**A run of records:**
-- -- --

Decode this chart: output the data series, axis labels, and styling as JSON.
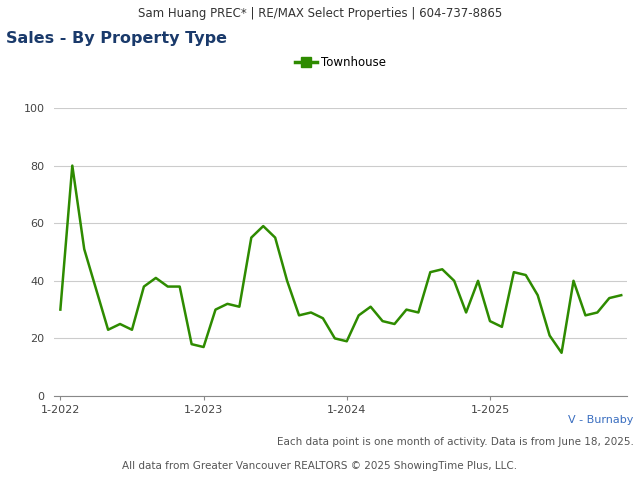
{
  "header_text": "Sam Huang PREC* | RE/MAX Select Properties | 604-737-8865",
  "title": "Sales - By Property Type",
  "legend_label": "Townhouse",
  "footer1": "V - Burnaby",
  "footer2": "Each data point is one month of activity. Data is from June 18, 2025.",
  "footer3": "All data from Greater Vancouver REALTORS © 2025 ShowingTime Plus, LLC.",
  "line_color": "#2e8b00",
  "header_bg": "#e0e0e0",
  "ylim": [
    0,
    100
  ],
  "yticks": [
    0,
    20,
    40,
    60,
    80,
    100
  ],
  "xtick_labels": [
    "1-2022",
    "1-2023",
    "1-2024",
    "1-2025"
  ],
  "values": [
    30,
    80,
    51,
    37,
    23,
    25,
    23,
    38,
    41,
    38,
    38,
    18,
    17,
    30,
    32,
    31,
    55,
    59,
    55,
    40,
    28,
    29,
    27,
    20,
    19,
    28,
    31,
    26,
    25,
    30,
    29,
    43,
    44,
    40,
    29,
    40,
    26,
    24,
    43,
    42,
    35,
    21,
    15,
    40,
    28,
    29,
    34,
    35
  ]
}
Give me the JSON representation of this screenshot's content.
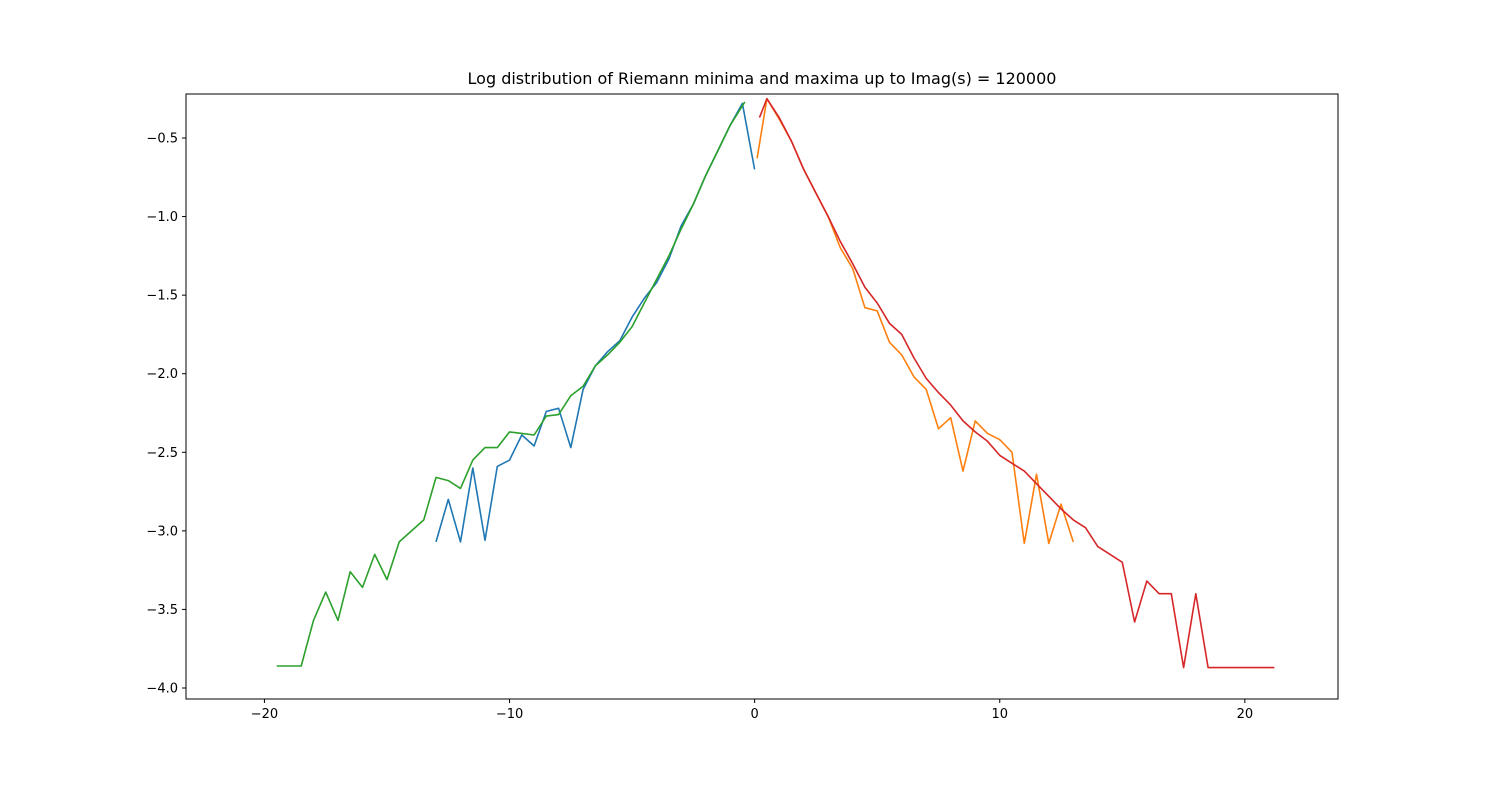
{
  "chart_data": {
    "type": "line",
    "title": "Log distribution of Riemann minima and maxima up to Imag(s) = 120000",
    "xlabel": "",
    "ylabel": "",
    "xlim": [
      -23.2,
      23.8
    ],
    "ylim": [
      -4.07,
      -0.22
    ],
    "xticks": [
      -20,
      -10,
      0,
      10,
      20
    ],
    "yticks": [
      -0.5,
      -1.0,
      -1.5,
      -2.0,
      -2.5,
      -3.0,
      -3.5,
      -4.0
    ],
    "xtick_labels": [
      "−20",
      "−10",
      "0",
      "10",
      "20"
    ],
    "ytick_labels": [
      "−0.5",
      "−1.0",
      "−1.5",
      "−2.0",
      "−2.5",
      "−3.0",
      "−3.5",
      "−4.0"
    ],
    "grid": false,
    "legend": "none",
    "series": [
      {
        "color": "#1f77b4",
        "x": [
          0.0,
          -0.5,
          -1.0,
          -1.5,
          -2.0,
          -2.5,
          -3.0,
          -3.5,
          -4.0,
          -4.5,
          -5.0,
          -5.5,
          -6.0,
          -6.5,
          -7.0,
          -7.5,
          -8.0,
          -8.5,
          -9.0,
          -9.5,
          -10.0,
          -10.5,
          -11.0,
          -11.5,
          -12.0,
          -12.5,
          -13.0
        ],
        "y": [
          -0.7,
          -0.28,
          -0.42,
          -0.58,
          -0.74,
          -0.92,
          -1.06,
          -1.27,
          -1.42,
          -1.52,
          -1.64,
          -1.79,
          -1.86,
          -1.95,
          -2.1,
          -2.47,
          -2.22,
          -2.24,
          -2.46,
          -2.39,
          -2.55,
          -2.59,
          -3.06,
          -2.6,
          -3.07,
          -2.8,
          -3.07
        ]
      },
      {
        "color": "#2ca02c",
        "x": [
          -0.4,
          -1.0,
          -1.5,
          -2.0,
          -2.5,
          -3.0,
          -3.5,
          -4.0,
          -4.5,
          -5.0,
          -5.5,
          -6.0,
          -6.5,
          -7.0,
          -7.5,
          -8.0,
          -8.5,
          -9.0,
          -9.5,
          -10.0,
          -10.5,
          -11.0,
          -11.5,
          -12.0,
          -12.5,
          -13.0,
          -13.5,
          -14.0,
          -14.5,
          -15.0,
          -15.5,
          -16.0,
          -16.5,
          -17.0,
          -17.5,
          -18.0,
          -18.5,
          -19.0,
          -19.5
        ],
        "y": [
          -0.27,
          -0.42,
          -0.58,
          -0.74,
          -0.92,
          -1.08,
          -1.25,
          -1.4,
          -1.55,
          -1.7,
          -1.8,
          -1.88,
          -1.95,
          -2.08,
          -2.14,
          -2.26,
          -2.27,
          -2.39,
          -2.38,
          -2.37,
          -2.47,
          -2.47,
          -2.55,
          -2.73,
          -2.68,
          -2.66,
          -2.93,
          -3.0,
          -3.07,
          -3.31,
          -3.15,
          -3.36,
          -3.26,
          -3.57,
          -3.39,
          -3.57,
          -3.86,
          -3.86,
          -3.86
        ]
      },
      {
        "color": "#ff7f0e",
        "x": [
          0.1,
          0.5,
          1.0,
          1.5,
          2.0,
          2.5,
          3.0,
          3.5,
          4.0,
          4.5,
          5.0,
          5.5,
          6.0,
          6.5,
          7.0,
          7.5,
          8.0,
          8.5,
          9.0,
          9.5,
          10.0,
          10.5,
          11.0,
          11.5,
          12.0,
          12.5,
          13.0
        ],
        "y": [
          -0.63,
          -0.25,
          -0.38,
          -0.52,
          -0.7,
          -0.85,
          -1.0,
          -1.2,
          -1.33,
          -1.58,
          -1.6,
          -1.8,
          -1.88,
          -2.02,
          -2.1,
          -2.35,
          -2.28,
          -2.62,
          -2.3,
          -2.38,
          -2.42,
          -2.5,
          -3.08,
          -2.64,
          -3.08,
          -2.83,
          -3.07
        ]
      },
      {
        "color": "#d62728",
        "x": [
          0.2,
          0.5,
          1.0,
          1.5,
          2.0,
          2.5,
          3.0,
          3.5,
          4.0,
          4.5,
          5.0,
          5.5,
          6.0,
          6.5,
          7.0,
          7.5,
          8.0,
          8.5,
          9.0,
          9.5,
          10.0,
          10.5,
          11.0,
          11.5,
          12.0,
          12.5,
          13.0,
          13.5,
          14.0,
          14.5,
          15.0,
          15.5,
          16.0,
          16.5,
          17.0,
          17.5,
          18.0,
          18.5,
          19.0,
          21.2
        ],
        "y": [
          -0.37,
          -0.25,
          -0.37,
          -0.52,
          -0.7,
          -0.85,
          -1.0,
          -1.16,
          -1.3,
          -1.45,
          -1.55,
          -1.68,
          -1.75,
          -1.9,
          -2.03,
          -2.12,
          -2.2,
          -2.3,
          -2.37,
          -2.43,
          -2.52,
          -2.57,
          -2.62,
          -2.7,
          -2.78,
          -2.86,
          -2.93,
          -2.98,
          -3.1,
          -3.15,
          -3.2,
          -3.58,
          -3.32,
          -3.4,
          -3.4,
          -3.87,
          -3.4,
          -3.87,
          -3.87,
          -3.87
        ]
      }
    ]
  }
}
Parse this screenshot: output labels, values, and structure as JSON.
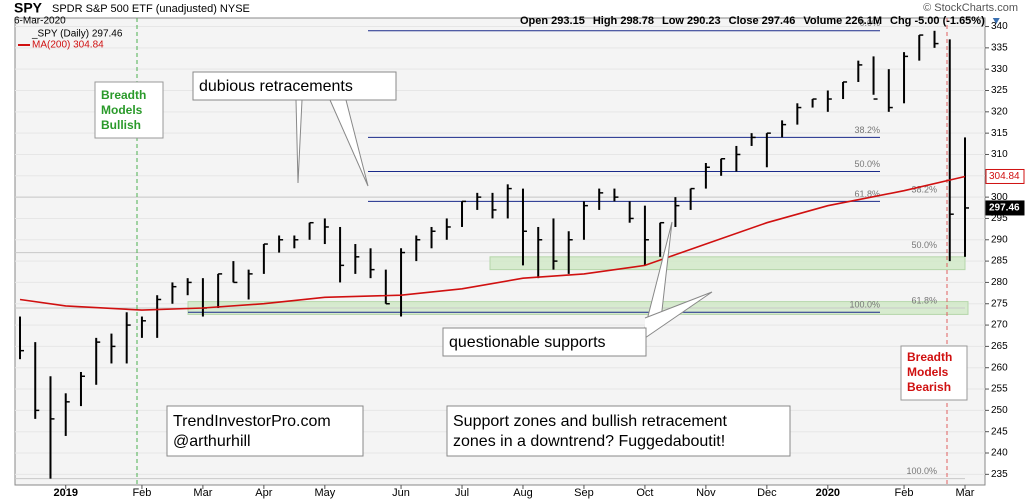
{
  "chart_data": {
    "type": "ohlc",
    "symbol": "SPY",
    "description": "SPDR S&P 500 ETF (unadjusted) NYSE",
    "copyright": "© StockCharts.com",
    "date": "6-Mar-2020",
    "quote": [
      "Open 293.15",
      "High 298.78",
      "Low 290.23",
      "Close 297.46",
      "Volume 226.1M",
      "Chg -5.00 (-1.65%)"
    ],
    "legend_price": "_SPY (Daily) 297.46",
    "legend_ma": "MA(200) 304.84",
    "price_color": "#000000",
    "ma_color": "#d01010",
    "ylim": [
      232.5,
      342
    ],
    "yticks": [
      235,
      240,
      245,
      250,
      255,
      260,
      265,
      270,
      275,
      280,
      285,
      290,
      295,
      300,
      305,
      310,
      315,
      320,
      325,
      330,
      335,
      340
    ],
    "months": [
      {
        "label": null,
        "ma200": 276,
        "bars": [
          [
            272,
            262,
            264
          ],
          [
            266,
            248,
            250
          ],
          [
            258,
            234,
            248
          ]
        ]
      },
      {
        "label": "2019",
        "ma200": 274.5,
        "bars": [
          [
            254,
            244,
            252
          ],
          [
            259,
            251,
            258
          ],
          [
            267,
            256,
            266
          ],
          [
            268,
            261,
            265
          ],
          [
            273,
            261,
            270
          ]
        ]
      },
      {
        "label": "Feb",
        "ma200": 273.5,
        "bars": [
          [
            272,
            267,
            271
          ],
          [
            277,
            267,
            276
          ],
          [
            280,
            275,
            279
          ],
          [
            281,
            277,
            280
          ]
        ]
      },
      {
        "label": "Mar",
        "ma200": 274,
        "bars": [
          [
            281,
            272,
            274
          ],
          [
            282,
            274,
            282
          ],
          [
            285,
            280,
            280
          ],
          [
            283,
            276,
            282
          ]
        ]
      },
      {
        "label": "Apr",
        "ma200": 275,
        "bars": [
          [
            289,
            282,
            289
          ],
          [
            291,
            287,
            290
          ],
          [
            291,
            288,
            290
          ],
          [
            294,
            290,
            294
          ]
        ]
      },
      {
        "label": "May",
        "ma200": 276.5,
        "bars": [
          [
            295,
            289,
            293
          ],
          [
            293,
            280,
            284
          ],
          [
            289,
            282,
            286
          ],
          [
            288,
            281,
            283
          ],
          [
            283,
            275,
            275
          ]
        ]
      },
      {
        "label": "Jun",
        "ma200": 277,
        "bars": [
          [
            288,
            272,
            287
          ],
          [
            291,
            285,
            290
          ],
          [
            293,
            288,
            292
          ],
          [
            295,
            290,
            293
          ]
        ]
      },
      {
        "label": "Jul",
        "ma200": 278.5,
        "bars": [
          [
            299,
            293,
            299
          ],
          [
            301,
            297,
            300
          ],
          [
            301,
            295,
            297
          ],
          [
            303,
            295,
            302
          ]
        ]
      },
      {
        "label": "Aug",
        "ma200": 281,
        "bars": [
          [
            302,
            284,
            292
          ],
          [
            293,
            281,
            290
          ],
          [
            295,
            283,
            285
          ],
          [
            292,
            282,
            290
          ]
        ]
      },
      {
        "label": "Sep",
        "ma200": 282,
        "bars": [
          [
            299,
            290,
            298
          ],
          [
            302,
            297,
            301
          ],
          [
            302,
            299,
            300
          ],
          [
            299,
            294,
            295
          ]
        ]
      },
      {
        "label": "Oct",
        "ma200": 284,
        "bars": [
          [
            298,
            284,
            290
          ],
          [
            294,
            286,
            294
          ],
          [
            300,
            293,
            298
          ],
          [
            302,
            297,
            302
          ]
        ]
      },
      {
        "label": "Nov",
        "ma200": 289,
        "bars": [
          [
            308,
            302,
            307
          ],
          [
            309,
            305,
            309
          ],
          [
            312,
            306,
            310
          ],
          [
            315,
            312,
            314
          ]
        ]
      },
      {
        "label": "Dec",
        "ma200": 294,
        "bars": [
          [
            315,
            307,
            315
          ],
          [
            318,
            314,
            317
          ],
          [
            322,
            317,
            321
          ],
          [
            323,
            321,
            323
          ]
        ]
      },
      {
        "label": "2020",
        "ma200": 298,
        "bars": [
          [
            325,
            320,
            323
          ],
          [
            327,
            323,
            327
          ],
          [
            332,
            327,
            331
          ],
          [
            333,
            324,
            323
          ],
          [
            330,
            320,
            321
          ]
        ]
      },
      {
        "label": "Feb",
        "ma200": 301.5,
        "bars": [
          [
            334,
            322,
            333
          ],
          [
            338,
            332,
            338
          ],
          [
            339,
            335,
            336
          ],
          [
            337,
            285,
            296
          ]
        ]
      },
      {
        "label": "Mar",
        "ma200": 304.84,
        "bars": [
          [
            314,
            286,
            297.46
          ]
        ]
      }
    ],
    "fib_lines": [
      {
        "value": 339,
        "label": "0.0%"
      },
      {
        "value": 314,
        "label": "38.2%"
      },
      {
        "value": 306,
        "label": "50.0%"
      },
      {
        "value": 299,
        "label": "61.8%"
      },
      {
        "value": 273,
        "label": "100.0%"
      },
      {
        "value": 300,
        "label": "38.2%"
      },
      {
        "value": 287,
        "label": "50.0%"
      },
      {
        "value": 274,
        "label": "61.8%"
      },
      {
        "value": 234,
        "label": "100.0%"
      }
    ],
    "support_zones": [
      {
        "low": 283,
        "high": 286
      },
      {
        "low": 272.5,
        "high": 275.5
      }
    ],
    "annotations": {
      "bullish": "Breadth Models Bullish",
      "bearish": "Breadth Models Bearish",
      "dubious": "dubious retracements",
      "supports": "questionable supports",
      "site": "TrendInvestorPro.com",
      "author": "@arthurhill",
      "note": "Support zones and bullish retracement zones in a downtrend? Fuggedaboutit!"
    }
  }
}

-- -- --

**Required task:**
Find how many lines in the listing hold "bullish", and reply with that number only.

**Reply to the exercise:**
2